Written task:
Only the number is wanted: how many lines of the data contain "every"?

--- START OF Data entries ---

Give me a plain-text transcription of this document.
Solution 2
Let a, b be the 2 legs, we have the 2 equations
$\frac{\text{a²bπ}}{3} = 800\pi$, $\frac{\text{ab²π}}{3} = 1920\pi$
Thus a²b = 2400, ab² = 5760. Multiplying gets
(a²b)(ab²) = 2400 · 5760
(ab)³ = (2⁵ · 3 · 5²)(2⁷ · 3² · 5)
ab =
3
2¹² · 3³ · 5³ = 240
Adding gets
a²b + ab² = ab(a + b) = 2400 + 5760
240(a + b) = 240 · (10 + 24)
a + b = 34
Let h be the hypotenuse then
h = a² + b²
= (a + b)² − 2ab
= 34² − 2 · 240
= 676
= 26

--- END OF Data entries ---
--- START OF Data entries ---

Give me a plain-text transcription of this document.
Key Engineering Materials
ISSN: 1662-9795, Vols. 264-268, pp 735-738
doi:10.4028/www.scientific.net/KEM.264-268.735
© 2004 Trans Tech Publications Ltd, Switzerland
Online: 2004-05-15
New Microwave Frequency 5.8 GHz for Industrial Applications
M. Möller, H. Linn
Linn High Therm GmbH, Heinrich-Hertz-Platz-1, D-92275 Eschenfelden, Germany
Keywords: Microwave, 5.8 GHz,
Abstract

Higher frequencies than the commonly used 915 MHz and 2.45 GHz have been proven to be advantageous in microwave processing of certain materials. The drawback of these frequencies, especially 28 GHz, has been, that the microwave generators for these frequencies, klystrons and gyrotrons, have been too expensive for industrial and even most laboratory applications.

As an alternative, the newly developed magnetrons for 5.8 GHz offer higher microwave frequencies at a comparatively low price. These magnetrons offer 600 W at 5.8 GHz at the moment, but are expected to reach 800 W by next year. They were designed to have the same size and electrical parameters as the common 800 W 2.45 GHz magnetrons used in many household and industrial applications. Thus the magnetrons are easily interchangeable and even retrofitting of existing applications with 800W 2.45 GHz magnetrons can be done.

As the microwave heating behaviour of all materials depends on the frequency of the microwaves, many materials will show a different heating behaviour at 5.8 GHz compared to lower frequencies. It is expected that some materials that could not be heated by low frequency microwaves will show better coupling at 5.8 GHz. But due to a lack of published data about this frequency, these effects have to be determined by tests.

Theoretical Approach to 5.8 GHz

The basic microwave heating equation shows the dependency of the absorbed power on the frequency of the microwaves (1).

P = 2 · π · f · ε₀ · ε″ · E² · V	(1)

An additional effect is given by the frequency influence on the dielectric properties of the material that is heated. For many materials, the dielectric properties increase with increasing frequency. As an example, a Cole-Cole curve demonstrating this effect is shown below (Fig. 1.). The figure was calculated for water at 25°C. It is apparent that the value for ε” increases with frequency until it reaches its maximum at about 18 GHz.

--- END OF Data entries ---
--- START OF Data entries ---

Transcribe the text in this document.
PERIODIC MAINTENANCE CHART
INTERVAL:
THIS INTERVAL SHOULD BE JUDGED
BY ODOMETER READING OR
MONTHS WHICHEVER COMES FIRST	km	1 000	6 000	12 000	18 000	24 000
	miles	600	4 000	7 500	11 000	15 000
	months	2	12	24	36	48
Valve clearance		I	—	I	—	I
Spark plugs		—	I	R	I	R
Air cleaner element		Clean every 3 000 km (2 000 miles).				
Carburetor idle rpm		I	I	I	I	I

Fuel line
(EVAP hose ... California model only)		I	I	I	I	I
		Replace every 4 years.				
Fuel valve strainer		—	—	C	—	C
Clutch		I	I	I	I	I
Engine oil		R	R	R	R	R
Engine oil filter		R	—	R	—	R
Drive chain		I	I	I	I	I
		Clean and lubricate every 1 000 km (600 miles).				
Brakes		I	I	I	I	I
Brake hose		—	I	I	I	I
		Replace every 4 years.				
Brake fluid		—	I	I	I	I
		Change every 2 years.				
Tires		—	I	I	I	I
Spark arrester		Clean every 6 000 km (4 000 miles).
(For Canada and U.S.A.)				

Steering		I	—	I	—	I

--- END OF Data entries ---

Full response:
6